## Start Data to use

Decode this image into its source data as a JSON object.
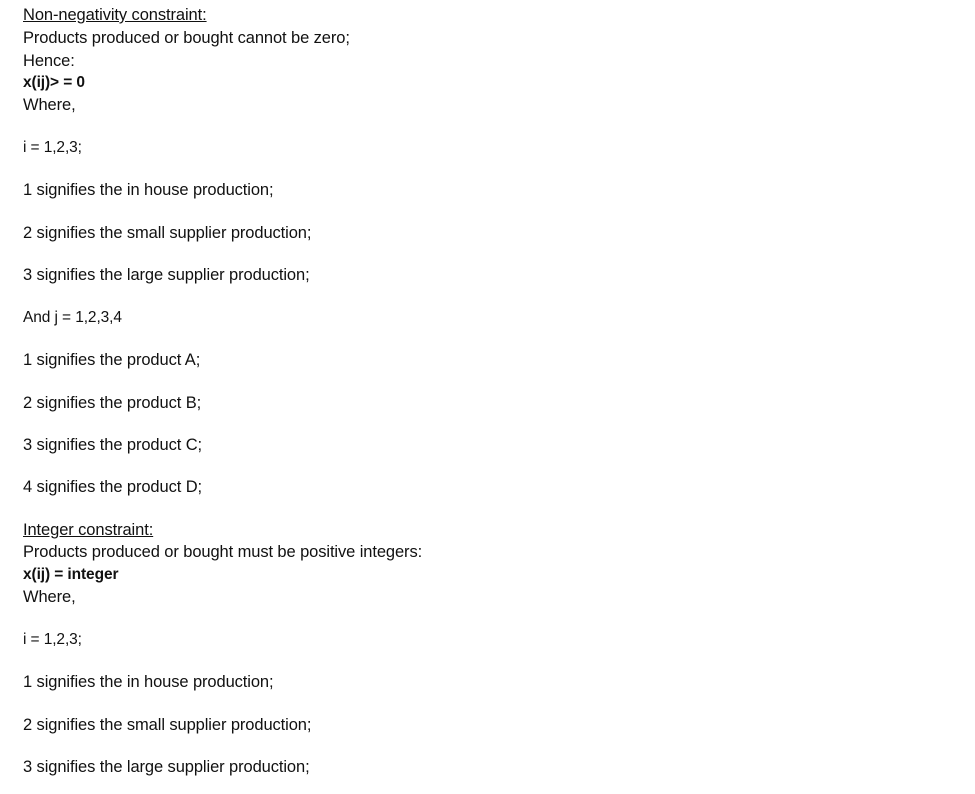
{
  "nonneg": {
    "heading": "Non-negativity constraint:",
    "desc": "Products produced or bought cannot be zero;",
    "hence": "Hence:",
    "formula": "x(ij)> = 0",
    "where": "Where,",
    "i_def": "i = 1,2,3;",
    "i_items": [
      "1 signifies the in house production;",
      "2 signifies the small supplier production;",
      "3 signifies the large supplier production;"
    ],
    "j_def": "And j = 1,2,3,4",
    "j_items": [
      "1 signifies the product A;",
      "2 signifies the product B;",
      "3 signifies the product C;",
      "4 signifies the product D;"
    ]
  },
  "integer": {
    "heading": "Integer constraint:",
    "desc": "Products produced or bought must be positive integers:",
    "formula": "x(ij) = integer",
    "where": "Where,",
    "i_def": "i = 1,2,3;",
    "i_items": [
      "1 signifies the in house production;",
      "2 signifies the small supplier production;",
      "3 signifies the large supplier production;"
    ]
  }
}
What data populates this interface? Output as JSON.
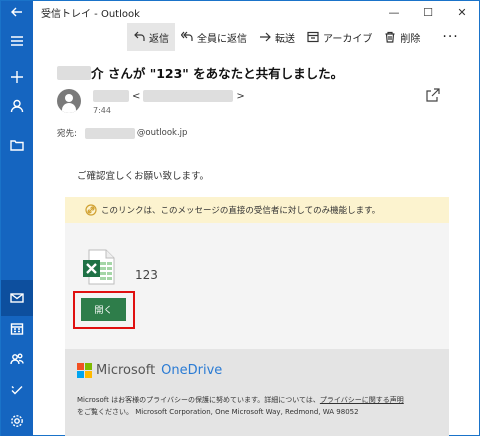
{
  "window": {
    "title": "受信トレイ - Outlook",
    "controls": [
      "—",
      "☐",
      "✕"
    ]
  },
  "rail": {
    "items": [
      "back",
      "menu",
      "new-mail",
      "people",
      "folder",
      "mail",
      "calendar",
      "contacts",
      "todo",
      "settings"
    ]
  },
  "toolbar": {
    "reply": "返信",
    "reply_all": "全員に返信",
    "forward": "転送",
    "archive": "アーカイブ",
    "delete": "削除",
    "more": "···"
  },
  "message": {
    "subject_suffix": "介 さんが \"123\" をあなたと共有しました。",
    "sender_open": "<",
    "sender_close": ">",
    "time": "7:44",
    "to_label": "宛先:",
    "to_domain": "@outlook.jp",
    "greeting": "ご確認宜しくお願い致します。"
  },
  "card": {
    "notice": "このリンクは、このメッセージの直接の受信者に対してのみ機能します。",
    "file_name": "123",
    "open_label": "開く",
    "brand_ms": "Microsoft",
    "brand_od": "OneDrive",
    "privacy_text": "Microsoft はお客様のプライバシーの保護に努めています。詳細については、",
    "privacy_link": "プライバシーに関する声明",
    "privacy_line2": "をご覧ください。 Microsoft Corporation, One Microsoft Way, Redmond, WA 98052"
  },
  "colors": {
    "rail": "#1565c0",
    "excel_green": "#2e7d4a",
    "notice_bg": "#fcf3cf",
    "highlight": "#e01010",
    "onedrive_blue": "#2a7bd4"
  }
}
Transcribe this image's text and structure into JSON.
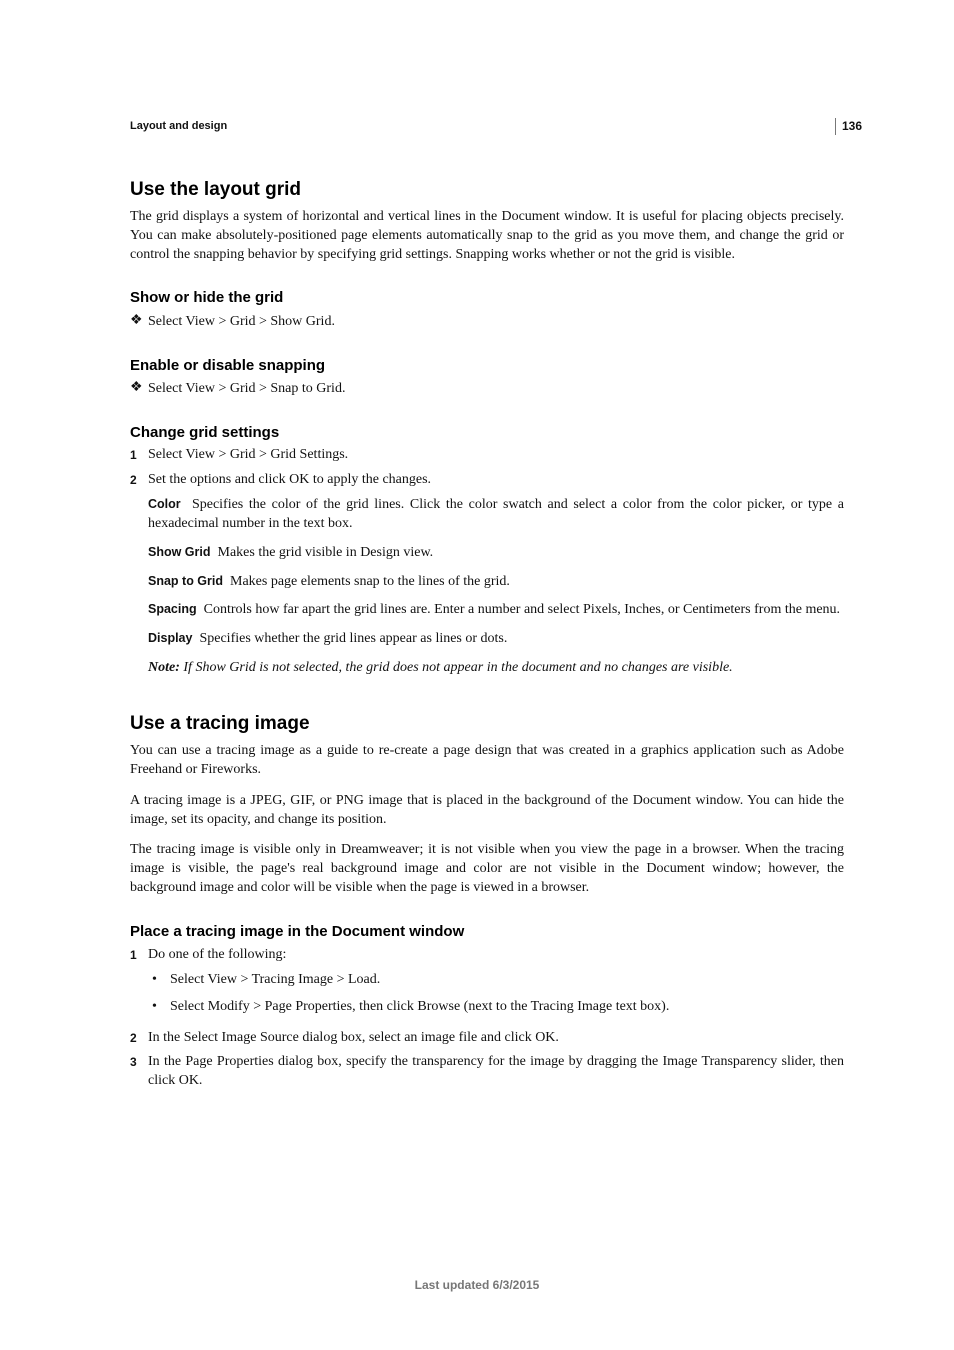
{
  "page_number": "136",
  "chapter": "Layout and design",
  "section1": {
    "title": "Use the layout grid",
    "intro": "The grid displays a system of horizontal and vertical lines in the Document window. It is useful for placing objects precisely. You can make absolutely-positioned page elements automatically snap to the grid as you move them, and change the grid or control the snapping behavior by specifying grid settings. Snapping works whether or not the grid is visible.",
    "sub1": {
      "title": "Show or hide the grid",
      "item": "Select View > Grid > Show Grid."
    },
    "sub2": {
      "title": "Enable or disable snapping",
      "item": "Select View > Grid > Snap to Grid."
    },
    "sub3": {
      "title": "Change grid settings",
      "step1": "Select View > Grid > Grid Settings.",
      "step2": "Set the options and click OK to apply the changes.",
      "defs": {
        "color_term": "Color",
        "color_desc": "Specifies the color of the grid lines. Click the color swatch and select a color from the color picker, or type a hexadecimal number in the text box.",
        "showgrid_term": "Show Grid",
        "showgrid_desc": "Makes the grid visible in Design view.",
        "snap_term": "Snap to Grid",
        "snap_desc": "Makes page elements snap to the lines of the grid.",
        "spacing_term": "Spacing",
        "spacing_desc": "Controls how far apart the grid lines are. Enter a number and select Pixels, Inches, or Centimeters from the menu.",
        "display_term": "Display",
        "display_desc": "Specifies whether the grid lines appear as lines or dots."
      },
      "note_label": "Note:",
      "note_text": "If Show Grid is not selected, the grid does not appear in the document and no changes are visible."
    }
  },
  "section2": {
    "title": "Use a tracing image",
    "p1": "You can use a tracing image as a guide to re-create a page design that was created in a graphics application such as Adobe Freehand or Fireworks.",
    "p2": "A tracing image is a JPEG, GIF, or PNG image that is placed in the background of the Document window. You can hide the image, set its opacity, and change its position.",
    "p3": "The tracing image is visible only in Dreamweaver; it is not visible when you view the page in a browser. When the tracing image is visible, the page's real background image and color are not visible in the Document window; however, the background image and color will be visible when the page is viewed in a browser.",
    "sub1": {
      "title": "Place a tracing image in the Document window",
      "step1": "Do one of the following:",
      "bullets": {
        "b1": "Select View > Tracing Image > Load.",
        "b2": "Select Modify > Page Properties, then click Browse (next to the Tracing Image text box)."
      },
      "step2": "In the Select Image Source dialog box, select an image file and click OK.",
      "step3": "In the Page Properties dialog box, specify the transparency for the image by dragging the Image Transparency slider, then click OK."
    }
  },
  "footer": "Last updated 6/3/2015"
}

## End Data to use

** Given exercise **
All records above are to be printed exactly, minus the pictures they contain.

** Response **
Decode this image into its source data as a JSON object.
{
  "nonneg": {
    "heading": "Non-negativity constraint:",
    "desc": "Products produced or bought cannot be zero;",
    "hence": "Hence:",
    "formula": "x(ij)> = 0",
    "where": "Where,",
    "i_def": "i = 1,2,3;",
    "i_items": [
      "1 signifies the in house production;",
      "2 signifies the small supplier production;",
      "3 signifies the large supplier production;"
    ],
    "j_def": "And j = 1,2,3,4",
    "j_items": [
      "1 signifies the product A;",
      "2 signifies the product B;",
      "3 signifies the product C;",
      "4 signifies the product D;"
    ]
  },
  "integer": {
    "heading": "Integer constraint:",
    "desc": "Products produced or bought must be positive integers:",
    "formula": "x(ij) = integer",
    "where": "Where,",
    "i_def": "i = 1,2,3;",
    "i_items": [
      "1 signifies the in house production;",
      "2 signifies the small supplier production;",
      "3 signifies the large supplier production;"
    ]
  }
}
What data populates this interface? Output as JSON.
{
  "window": {
    "title": "受信トレイ - Outlook",
    "controls": [
      "—",
      "☐",
      "✕"
    ]
  },
  "rail": {
    "items": [
      "back",
      "menu",
      "new-mail",
      "people",
      "folder",
      "mail",
      "calendar",
      "contacts",
      "todo",
      "settings"
    ]
  },
  "toolbar": {
    "reply": "返信",
    "reply_all": "全員に返信",
    "forward": "転送",
    "archive": "アーカイブ",
    "delete": "削除",
    "more": "···"
  },
  "message": {
    "subject_suffix": "介 さんが \"123\" をあなたと共有しました。",
    "sender_open": "<",
    "sender_close": ">",
    "time": "7:44",
    "to_label": "宛先:",
    "to_domain": "@outlook.jp",
    "greeting": "ご確認宜しくお願い致します。"
  },
  "card": {
    "notice": "このリンクは、このメッセージの直接の受信者に対してのみ機能します。",
    "file_name": "123",
    "open_label": "開く",
    "brand_ms": "Microsoft",
    "brand_od": "OneDrive",
    "privacy_text": "Microsoft はお客様のプライバシーの保護に努めています。詳細については、",
    "privacy_link": "プライバシーに関する声明",
    "privacy_line2": "をご覧ください。 Microsoft Corporation, One Microsoft Way, Redmond, WA 98052"
  },
  "colors": {
    "rail": "#1565c0",
    "excel_green": "#2e7d4a",
    "notice_bg": "#fcf3cf",
    "highlight": "#e01010",
    "onedrive_blue": "#2a7bd4"
  }
}
Transcribe this image's text and structure into JSON.
{
  "page_number": "136",
  "chapter": "Layout and design",
  "section1": {
    "title": "Use the layout grid",
    "intro": "The grid displays a system of horizontal and vertical lines in the Document window. It is useful for placing objects precisely. You can make absolutely-positioned page elements automatically snap to the grid as you move them, and change the grid or control the snapping behavior by specifying grid settings. Snapping works whether or not the grid is visible.",
    "sub1": {
      "title": "Show or hide the grid",
      "item": "Select View > Grid > Show Grid."
    },
    "sub2": {
      "title": "Enable or disable snapping",
      "item": "Select View > Grid > Snap to Grid."
    },
    "sub3": {
      "title": "Change grid settings",
      "step1": "Select View > Grid > Grid Settings.",
      "step2": "Set the options and click OK to apply the changes.",
      "defs": {
        "color_term": "Color",
        "color_desc": "Specifies the color of the grid lines. Click the color swatch and select a color from the color picker, or type a hexadecimal number in the text box.",
        "showgrid_term": "Show Grid",
        "showgrid_desc": "Makes the grid visible in Design view.",
        "snap_term": "Snap to Grid",
        "snap_desc": "Makes page elements snap to the lines of the grid.",
        "spacing_term": "Spacing",
        "spacing_desc": "Controls how far apart the grid lines are. Enter a number and select Pixels, Inches, or Centimeters from the menu.",
        "display_term": "Display",
        "display_desc": "Specifies whether the grid lines appear as lines or dots."
      },
      "note_label": "Note:",
      "note_text": "If Show Grid is not selected, the grid does not appear in the document and no changes are visible."
    }
  },
  "section2": {
    "title": "Use a tracing image",
    "p1": "You can use a tracing image as a guide to re-create a page design that was created in a graphics application such as Adobe Freehand or Fireworks.",
    "p2": "A tracing image is a JPEG, GIF, or PNG image that is placed in the background of the Document window. You can hide the image, set its opacity, and change its position.",
    "p3": "The tracing image is visible only in Dreamweaver; it is not visible when you view the page in a browser. When the tracing image is visible, the page's real background image and color are not visible in the Document window; however, the background image and color will be visible when the page is viewed in a browser.",
    "sub1": {
      "title": "Place a tracing image in the Document window",
      "step1": "Do one of the following:",
      "bullets": {
        "b1": "Select View > Tracing Image > Load.",
        "b2": "Select Modify > Page Properties, then click Browse (next to the Tracing Image text box)."
      },
      "step2": "In the Select Image Source dialog box, select an image file and click OK.",
      "step3": "In the Page Properties dialog box, specify the transparency for the image by dragging the Image Transparency slider, then click OK."
    }
  },
  "footer": "Last updated 6/3/2015"
}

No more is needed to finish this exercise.